----- Records shown

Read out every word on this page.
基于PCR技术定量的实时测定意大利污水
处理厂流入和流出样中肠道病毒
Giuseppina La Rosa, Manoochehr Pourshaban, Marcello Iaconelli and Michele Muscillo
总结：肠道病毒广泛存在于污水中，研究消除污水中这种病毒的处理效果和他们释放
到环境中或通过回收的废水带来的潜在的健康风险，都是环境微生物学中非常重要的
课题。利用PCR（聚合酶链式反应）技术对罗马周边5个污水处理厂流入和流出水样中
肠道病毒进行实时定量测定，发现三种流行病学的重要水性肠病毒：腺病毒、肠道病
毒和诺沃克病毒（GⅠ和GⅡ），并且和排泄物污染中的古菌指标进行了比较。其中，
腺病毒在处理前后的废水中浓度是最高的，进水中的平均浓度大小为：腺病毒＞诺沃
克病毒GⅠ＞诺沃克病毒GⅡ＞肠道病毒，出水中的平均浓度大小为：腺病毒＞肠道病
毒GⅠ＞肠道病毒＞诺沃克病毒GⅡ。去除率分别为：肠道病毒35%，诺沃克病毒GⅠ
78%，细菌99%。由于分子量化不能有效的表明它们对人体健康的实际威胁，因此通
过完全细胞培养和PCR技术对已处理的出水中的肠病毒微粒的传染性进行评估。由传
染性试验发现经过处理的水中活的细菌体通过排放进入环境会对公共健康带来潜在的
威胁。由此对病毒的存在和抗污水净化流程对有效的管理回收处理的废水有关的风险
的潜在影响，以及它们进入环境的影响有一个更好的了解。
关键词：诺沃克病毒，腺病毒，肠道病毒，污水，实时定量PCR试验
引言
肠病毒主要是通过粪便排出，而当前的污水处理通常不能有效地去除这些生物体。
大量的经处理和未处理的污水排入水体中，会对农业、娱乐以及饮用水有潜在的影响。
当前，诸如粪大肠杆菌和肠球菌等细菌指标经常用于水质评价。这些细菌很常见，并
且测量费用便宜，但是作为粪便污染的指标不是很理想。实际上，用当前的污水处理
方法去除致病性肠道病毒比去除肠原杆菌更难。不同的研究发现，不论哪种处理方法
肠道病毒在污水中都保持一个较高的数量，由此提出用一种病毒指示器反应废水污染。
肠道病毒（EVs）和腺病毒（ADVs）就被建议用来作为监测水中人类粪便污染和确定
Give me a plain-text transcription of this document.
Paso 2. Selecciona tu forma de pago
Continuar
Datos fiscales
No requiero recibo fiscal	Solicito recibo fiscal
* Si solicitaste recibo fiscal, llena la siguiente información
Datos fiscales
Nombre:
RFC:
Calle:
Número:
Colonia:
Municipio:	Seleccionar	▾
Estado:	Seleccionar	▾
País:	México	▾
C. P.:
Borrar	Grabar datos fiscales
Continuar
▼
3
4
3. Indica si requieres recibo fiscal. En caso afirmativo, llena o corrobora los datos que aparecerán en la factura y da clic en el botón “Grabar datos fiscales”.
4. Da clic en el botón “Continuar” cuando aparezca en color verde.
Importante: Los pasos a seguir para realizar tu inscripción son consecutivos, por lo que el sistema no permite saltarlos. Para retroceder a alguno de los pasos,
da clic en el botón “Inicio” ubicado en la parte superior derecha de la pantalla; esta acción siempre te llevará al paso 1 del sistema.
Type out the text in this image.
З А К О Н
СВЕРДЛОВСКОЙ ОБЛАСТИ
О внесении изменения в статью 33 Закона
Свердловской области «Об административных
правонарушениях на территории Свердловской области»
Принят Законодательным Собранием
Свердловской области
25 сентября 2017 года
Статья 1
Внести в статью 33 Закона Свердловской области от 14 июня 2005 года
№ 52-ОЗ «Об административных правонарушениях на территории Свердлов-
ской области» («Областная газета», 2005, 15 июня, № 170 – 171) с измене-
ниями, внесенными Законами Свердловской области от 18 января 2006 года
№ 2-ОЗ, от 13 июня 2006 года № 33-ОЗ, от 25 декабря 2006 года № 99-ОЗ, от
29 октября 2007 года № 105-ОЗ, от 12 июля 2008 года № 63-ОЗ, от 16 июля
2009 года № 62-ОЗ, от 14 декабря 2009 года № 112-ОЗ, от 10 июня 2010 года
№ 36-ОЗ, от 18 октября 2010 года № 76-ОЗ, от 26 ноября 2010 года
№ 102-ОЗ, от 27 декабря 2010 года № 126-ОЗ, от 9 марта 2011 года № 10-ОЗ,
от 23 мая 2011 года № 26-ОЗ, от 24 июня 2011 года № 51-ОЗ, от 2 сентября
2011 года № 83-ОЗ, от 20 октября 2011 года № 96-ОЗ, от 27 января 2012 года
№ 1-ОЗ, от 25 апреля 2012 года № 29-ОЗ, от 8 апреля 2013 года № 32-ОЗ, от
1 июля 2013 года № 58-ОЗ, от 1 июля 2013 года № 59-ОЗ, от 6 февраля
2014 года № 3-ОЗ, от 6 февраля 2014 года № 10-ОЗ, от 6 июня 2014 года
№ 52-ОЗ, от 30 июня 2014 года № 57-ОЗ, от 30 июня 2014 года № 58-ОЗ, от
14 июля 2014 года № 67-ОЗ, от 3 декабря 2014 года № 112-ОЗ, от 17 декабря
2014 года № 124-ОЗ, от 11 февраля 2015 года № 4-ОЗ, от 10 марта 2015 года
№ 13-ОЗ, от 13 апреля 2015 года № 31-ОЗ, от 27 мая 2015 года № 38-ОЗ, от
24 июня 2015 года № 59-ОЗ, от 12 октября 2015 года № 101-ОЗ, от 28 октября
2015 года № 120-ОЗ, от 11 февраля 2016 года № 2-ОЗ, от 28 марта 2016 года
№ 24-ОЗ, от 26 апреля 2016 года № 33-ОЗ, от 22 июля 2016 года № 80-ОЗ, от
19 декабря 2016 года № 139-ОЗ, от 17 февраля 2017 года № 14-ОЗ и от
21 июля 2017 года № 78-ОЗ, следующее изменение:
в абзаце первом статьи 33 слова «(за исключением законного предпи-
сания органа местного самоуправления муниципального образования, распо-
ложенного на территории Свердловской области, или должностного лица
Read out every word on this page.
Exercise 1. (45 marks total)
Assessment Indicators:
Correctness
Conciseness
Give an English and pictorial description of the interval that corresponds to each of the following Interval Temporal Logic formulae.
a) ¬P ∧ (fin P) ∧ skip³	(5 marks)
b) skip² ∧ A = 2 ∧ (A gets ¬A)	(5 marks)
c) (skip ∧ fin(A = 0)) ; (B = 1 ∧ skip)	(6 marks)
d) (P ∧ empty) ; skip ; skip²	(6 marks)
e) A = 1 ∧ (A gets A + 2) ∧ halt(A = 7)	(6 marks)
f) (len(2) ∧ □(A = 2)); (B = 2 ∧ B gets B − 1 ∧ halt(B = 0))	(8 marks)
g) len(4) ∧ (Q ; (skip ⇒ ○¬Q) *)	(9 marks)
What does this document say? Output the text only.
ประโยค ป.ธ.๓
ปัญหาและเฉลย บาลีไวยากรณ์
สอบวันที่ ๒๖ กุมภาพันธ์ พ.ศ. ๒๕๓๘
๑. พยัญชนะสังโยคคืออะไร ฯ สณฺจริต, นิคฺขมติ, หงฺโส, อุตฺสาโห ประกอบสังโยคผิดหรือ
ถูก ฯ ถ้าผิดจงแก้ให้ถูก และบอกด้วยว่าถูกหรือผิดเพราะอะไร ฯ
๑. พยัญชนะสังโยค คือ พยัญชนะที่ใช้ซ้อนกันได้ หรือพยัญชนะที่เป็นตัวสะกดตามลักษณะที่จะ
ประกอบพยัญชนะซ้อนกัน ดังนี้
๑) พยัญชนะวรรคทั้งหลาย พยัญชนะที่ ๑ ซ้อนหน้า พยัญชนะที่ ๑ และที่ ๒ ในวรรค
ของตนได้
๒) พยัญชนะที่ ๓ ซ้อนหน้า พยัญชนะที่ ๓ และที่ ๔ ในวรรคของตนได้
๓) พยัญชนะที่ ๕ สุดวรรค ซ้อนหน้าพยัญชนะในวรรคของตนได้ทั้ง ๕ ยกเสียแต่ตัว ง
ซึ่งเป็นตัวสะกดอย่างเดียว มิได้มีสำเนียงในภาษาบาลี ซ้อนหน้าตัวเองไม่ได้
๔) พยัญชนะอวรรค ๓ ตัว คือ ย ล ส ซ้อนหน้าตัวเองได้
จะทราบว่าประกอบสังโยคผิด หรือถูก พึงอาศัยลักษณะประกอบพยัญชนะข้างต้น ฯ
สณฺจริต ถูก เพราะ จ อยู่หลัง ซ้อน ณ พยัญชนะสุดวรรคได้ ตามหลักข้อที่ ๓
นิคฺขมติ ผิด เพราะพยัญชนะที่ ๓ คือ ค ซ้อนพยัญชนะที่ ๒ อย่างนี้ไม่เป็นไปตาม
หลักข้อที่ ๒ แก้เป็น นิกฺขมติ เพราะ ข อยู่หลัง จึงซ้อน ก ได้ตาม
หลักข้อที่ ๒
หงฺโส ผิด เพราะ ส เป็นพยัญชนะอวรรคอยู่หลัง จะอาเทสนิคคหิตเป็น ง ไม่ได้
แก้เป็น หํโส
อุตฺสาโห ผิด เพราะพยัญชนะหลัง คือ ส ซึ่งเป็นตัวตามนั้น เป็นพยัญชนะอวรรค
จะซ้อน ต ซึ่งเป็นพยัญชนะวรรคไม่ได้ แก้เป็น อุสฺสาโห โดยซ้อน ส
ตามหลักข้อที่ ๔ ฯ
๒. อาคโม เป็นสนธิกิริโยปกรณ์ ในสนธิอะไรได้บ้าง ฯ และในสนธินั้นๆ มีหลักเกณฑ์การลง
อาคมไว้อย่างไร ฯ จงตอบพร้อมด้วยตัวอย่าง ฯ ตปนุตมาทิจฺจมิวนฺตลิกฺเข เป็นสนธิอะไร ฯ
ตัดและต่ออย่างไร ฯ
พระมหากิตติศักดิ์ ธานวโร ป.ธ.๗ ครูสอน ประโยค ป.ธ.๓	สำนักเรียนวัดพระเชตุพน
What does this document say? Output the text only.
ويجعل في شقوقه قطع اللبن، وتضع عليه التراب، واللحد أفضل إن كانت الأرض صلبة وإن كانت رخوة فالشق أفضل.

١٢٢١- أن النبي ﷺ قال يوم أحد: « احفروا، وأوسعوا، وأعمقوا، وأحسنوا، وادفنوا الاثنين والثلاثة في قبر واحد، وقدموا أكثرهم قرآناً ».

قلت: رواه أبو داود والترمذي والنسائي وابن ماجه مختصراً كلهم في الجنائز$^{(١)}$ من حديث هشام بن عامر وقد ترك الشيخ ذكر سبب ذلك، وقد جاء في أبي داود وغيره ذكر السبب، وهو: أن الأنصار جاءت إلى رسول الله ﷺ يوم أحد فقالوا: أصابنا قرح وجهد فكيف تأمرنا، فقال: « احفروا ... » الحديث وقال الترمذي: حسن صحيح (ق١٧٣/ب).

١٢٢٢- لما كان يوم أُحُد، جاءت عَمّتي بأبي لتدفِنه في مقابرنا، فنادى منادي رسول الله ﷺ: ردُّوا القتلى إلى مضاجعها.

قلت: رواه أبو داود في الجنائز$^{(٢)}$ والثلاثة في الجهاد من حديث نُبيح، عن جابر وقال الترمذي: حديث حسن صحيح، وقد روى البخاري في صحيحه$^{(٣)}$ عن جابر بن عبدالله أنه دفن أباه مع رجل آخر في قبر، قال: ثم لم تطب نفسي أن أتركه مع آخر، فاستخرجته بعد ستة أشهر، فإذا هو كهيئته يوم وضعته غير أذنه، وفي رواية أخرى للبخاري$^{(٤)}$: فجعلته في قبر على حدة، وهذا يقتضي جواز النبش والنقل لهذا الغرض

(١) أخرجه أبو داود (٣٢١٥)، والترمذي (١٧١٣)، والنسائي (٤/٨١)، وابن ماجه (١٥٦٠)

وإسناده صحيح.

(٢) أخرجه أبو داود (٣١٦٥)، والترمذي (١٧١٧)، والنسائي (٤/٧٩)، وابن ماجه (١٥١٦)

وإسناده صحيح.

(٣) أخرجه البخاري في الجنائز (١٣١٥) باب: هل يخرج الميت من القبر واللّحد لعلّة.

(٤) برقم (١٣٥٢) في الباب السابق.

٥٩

----------

**Written task**
Check each line of the records for the word "recibo", and show the lines that contain it.

**Written response**
No requiero recibo fiscal	Solicito recibo fiscal
* Si solicitaste recibo fiscal, llena la siguiente información
3. Indica si requieres recibo fiscal. En caso afirmativo, llena o corrobora los datos que aparecerán en la factura y da clic en el botón “Grabar datos fiscales”.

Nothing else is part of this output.